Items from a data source
□ □ □

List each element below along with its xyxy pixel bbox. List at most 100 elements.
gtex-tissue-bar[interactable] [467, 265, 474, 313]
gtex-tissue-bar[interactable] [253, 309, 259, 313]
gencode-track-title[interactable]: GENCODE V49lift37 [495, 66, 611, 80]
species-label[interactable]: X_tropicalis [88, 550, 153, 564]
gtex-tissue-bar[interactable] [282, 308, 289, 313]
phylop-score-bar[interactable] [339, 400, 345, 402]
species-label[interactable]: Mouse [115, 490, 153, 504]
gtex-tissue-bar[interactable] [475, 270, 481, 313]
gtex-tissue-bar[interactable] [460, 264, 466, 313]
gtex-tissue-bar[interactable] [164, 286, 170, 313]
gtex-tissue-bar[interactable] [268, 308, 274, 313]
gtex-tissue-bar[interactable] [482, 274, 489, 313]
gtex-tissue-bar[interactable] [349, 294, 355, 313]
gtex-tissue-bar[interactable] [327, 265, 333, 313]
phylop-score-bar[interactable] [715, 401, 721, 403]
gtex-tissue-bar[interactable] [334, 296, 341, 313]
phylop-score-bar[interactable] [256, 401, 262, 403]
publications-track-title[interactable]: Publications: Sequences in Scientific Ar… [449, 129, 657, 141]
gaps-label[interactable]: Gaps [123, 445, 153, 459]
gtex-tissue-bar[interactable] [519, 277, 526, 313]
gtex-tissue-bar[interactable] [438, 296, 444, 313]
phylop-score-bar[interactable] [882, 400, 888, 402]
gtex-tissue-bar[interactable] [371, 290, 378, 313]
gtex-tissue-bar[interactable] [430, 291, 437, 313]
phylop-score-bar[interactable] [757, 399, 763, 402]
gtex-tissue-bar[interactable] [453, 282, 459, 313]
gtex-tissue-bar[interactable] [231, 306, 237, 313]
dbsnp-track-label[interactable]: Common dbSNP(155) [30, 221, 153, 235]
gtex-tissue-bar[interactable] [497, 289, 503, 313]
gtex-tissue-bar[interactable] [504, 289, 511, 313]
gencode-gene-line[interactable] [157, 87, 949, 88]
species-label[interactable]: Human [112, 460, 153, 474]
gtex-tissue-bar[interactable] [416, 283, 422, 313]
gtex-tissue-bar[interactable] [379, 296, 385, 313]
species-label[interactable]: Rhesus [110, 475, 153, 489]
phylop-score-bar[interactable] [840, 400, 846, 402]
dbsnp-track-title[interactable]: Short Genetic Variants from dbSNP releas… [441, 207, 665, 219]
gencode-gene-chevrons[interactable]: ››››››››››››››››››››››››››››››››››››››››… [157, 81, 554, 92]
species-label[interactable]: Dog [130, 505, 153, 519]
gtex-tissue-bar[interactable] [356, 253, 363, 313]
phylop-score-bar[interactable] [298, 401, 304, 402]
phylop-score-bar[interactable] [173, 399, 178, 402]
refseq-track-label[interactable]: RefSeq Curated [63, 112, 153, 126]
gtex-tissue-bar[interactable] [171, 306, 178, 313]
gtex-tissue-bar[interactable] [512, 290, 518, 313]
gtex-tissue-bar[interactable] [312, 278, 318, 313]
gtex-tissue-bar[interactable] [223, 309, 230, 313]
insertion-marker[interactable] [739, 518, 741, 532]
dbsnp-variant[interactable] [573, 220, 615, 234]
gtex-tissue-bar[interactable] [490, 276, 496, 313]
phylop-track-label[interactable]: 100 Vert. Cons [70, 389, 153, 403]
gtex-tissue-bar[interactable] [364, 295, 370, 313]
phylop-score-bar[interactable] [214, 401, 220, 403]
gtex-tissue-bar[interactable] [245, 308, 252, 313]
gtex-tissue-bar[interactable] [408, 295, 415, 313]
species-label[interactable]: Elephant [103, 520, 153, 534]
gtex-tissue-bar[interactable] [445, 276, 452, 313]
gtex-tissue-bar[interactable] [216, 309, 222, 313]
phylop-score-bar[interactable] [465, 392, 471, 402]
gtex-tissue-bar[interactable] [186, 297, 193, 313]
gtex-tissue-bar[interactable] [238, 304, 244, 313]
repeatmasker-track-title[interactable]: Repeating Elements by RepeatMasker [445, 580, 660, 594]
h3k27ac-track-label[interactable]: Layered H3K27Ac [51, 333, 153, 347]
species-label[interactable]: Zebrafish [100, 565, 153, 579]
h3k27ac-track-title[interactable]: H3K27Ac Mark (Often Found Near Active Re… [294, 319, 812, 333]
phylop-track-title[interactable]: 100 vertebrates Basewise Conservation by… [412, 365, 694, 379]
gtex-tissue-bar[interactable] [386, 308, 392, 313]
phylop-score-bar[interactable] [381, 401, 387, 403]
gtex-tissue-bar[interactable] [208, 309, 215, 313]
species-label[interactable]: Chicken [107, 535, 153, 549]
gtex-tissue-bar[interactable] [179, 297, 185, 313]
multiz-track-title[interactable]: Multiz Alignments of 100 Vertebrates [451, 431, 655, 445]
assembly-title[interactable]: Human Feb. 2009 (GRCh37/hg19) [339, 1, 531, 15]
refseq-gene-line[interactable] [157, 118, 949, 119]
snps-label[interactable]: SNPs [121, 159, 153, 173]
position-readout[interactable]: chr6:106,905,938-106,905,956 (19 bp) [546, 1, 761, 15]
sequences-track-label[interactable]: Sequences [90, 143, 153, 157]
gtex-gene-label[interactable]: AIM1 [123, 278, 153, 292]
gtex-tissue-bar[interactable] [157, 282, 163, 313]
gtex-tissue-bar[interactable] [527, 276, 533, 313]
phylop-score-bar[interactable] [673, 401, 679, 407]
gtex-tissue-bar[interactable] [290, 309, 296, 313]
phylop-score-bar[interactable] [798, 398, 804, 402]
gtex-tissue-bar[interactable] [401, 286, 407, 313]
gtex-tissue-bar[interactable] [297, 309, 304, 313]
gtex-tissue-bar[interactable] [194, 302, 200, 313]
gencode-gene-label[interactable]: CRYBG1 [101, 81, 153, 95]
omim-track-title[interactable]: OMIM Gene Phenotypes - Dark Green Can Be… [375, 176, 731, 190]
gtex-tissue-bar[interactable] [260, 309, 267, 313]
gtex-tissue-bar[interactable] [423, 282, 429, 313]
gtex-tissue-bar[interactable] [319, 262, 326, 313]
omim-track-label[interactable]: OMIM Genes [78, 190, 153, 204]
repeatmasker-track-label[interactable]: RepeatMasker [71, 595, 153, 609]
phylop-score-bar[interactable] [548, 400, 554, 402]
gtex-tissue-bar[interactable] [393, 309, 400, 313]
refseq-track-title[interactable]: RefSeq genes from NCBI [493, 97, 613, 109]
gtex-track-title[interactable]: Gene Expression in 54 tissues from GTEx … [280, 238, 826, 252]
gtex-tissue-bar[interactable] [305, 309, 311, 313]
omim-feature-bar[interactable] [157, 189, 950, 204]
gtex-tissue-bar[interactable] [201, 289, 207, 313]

□ □ □

# Task instructions
Search the entries for the word "omim" and copy every line that holds it.

# Finished task
omim-track-title[interactable]: OMIM Gene Phenotypes - Dark Green Can Be… [375, 176, 731, 190]
omim-track-label[interactable]: OMIM Genes [78, 190, 153, 204]
omim-feature-bar[interactable] [157, 189, 950, 204]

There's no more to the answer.